─── ENTRIES PROVIDED ───

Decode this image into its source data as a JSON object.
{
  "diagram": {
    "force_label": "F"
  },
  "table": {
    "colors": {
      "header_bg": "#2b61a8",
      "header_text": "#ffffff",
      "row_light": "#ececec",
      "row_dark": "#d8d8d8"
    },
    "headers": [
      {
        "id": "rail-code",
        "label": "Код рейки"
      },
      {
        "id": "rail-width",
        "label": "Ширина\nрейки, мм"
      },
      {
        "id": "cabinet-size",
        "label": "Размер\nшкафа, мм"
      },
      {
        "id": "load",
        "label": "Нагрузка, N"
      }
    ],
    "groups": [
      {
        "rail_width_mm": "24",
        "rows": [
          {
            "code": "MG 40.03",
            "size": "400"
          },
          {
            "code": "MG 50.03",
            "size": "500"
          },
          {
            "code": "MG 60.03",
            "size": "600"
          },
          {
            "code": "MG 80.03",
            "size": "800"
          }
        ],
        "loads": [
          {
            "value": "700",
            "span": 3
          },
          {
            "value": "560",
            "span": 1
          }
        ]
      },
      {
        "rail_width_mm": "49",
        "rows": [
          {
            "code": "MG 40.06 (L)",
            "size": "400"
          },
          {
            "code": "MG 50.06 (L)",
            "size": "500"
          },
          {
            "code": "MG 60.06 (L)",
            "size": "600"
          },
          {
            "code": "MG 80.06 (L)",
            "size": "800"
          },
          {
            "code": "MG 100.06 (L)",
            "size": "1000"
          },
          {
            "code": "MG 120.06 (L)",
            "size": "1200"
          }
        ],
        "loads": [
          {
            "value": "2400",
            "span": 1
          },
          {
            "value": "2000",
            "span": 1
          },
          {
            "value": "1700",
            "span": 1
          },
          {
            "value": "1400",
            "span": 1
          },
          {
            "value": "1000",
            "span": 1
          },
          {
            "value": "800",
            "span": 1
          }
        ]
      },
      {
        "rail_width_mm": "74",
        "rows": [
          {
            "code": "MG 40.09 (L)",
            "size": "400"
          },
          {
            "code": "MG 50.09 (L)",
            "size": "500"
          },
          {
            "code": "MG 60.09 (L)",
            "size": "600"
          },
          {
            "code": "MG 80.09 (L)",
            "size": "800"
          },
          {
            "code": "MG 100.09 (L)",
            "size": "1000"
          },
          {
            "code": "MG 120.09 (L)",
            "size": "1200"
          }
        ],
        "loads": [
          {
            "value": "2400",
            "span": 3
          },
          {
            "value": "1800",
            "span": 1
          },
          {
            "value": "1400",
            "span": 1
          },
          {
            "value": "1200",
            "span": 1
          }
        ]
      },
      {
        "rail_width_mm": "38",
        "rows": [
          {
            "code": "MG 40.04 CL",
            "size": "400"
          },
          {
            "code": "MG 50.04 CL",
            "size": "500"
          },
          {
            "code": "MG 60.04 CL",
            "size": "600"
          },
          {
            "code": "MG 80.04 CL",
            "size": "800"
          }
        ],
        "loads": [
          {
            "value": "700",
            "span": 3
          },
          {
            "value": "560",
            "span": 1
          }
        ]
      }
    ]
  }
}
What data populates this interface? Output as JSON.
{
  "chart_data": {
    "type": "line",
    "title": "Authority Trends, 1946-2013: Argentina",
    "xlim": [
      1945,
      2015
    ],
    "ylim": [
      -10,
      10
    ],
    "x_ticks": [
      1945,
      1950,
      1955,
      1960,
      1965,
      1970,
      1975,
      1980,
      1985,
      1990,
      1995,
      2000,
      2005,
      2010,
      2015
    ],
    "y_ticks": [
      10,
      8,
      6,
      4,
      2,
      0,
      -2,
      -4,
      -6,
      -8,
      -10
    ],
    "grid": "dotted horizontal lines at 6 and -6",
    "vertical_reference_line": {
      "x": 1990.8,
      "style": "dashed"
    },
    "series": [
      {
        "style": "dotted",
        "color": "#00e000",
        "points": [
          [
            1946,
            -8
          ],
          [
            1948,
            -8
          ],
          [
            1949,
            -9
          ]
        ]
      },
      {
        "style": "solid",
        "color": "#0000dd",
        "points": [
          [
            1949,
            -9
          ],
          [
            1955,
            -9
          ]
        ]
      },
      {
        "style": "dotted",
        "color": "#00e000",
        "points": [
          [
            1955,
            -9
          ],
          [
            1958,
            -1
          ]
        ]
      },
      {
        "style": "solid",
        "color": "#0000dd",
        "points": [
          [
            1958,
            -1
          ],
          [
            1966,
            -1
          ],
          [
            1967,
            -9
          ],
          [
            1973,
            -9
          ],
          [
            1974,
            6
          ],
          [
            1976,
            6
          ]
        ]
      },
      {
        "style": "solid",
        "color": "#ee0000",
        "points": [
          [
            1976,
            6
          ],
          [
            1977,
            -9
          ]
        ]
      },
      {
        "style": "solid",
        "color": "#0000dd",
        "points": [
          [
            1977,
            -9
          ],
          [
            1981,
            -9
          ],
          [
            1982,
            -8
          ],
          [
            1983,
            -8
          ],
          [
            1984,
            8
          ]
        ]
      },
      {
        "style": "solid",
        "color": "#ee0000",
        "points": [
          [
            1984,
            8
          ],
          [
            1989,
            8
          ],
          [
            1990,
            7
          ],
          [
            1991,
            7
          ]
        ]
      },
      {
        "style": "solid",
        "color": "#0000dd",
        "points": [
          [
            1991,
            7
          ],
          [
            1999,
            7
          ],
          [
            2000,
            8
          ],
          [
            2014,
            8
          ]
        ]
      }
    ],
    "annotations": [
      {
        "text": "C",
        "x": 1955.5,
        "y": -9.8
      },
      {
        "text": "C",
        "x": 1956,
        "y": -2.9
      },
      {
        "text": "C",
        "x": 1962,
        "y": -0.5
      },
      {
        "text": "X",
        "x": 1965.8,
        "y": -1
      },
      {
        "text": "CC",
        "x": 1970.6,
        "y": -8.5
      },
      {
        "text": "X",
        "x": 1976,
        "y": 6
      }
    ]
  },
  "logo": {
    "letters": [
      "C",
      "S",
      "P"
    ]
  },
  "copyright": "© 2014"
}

───

AIM: Write every line of the material above again, exactly.

EXERCISE RESULT:
Decode this image into its source data as a JSON object.
{
  "diagram": {
    "force_label": "F"
  },
  "table": {
    "colors": {
      "header_bg": "#2b61a8",
      "header_text": "#ffffff",
      "row_light": "#ececec",
      "row_dark": "#d8d8d8"
    },
    "headers": [
      {
        "id": "rail-code",
        "label": "Код рейки"
      },
      {
        "id": "rail-width",
        "label": "Ширина\nрейки, мм"
      },
      {
        "id": "cabinet-size",
        "label": "Размер\nшкафа, мм"
      },
      {
        "id": "load",
        "label": "Нагрузка, N"
      }
    ],
    "groups": [
      {
        "rail_width_mm": "24",
        "rows": [
          {
            "code": "MG 40.03",
            "size": "400"
          },
          {
            "code": "MG 50.03",
            "size": "500"
          },
          {
            "code": "MG 60.03",
            "size": "600"
          },
          {
            "code": "MG 80.03",
            "size": "800"
          }
        ],
        "loads": [
          {
            "value": "700",
            "span": 3
          },
          {
            "value": "560",
            "span": 1
          }
        ]
      },
      {
        "rail_width_mm": "49",
        "rows": [
          {
            "code": "MG 40.06 (L)",
            "size": "400"
          },
          {
            "code": "MG 50.06 (L)",
            "size": "500"
          },
          {
            "code": "MG 60.06 (L)",
            "size": "600"
          },
          {
            "code": "MG 80.06 (L)",
            "size": "800"
          },
          {
            "code": "MG 100.06 (L)",
            "size": "1000"
          },
          {
            "code": "MG 120.06 (L)",
            "size": "1200"
          }
        ],
        "loads": [
          {
            "value": "2400",
            "span": 1
          },
          {
            "value": "2000",
            "span": 1
          },
          {
            "value": "1700",
            "span": 1
          },
          {
            "value": "1400",
            "span": 1
          },
          {
            "value": "1000",
            "span": 1
          },
          {
            "value": "800",
            "span": 1
          }
        ]
      },
      {
        "rail_width_mm": "74",
        "rows": [
          {
            "code": "MG 40.09 (L)",
            "size": "400"
          },
          {
            "code": "MG 50.09 (L)",
            "size": "500"
          },
          {
            "code": "MG 60.09 (L)",
            "size": "600"
          },
          {
            "code": "MG 80.09 (L)",
            "size": "800"
          },
          {
            "code": "MG 100.09 (L)",
            "size": "1000"
          },
          {
            "code": "MG 120.09 (L)",
            "size": "1200"
          }
        ],
        "loads": [
          {
            "value": "2400",
            "span": 3
          },
          {
            "value": "1800",
            "span": 1
          },
          {
            "value": "1400",
            "span": 1
          },
          {
            "value": "1200",
            "span": 1
          }
        ]
      },
      {
        "rail_width_mm": "38",
        "rows": [
          {
            "code": "MG 40.04 CL",
            "size": "400"
          },
          {
            "code": "MG 50.04 CL",
            "size": "500"
          },
          {
            "code": "MG 60.04 CL",
            "size": "600"
          },
          {
            "code": "MG 80.04 CL",
            "size": "800"
          }
        ],
        "loads": [
          {
            "value": "700",
            "span": 3
          },
          {
            "value": "560",
            "span": 1
          }
        ]
      }
    ]
  }
}
What data populates this interface? Output as JSON.
{
  "chart_data": {
    "type": "line",
    "title": "Authority Trends, 1946-2013: Argentina",
    "xlim": [
      1945,
      2015
    ],
    "ylim": [
      -10,
      10
    ],
    "x_ticks": [
      1945,
      1950,
      1955,
      1960,
      1965,
      1970,
      1975,
      1980,
      1985,
      1990,
      1995,
      2000,
      2005,
      2010,
      2015
    ],
    "y_ticks": [
      10,
      8,
      6,
      4,
      2,
      0,
      -2,
      -4,
      -6,
      -8,
      -10
    ],
    "grid": "dotted horizontal lines at 6 and -6",
    "vertical_reference_line": {
      "x": 1990.8,
      "style": "dashed"
    },
    "series": [
      {
        "style": "dotted",
        "color": "#00e000",
        "points": [
          [
            1946,
            -8
          ],
          [
            1948,
            -8
          ],
          [
            1949,
            -9
          ]
        ]
      },
      {
        "style": "solid",
        "color": "#0000dd",
        "points": [
          [
            1949,
            -9
          ],
          [
            1955,
            -9
          ]
        ]
      },
      {
        "style": "dotted",
        "color": "#00e000",
        "points": [
          [
            1955,
            -9
          ],
          [
            1958,
            -1
          ]
        ]
      },
      {
        "style": "solid",
        "color": "#0000dd",
        "points": [
          [
            1958,
            -1
          ],
          [
            1966,
            -1
          ],
          [
            1967,
            -9
          ],
          [
            1973,
            -9
          ],
          [
            1974,
            6
          ],
          [
            1976,
            6
          ]
        ]
      },
      {
        "style": "solid",
        "color": "#ee0000",
        "points": [
          [
            1976,
            6
          ],
          [
            1977,
            -9
          ]
        ]
      },
      {
        "style": "solid",
        "color": "#0000dd",
        "points": [
          [
            1977,
            -9
          ],
          [
            1981,
            -9
          ],
          [
            1982,
            -8
          ],
          [
            1983,
            -8
          ],
          [
            1984,
            8
          ]
        ]
      },
      {
        "style": "solid",
        "color": "#ee0000",
        "points": [
          [
            1984,
            8
          ],
          [
            1989,
            8
          ],
          [
            1990,
            7
          ],
          [
            1991,
            7
          ]
        ]
      },
      {
        "style": "solid",
        "color": "#0000dd",
        "points": [
          [
            1991,
            7
          ],
          [
            1999,
            7
          ],
          [
            2000,
            8
          ],
          [
            2014,
            8
          ]
        ]
      }
    ],
    "annotations": [
      {
        "text": "C",
        "x": 1955.5,
        "y": -9.8
      },
      {
        "text": "C",
        "x": 1956,
        "y": -2.9
      },
      {
        "text": "C",
        "x": 1962,
        "y": -0.5
      },
      {
        "text": "X",
        "x": 1965.8,
        "y": -1
      },
      {
        "text": "CC",
        "x": 1970.6,
        "y": -8.5
      },
      {
        "text": "X",
        "x": 1976,
        "y": 6
      }
    ]
  },
  "logo": {
    "letters": [
      "C",
      "S",
      "P"
    ]
  },
  "copyright": "© 2014"
}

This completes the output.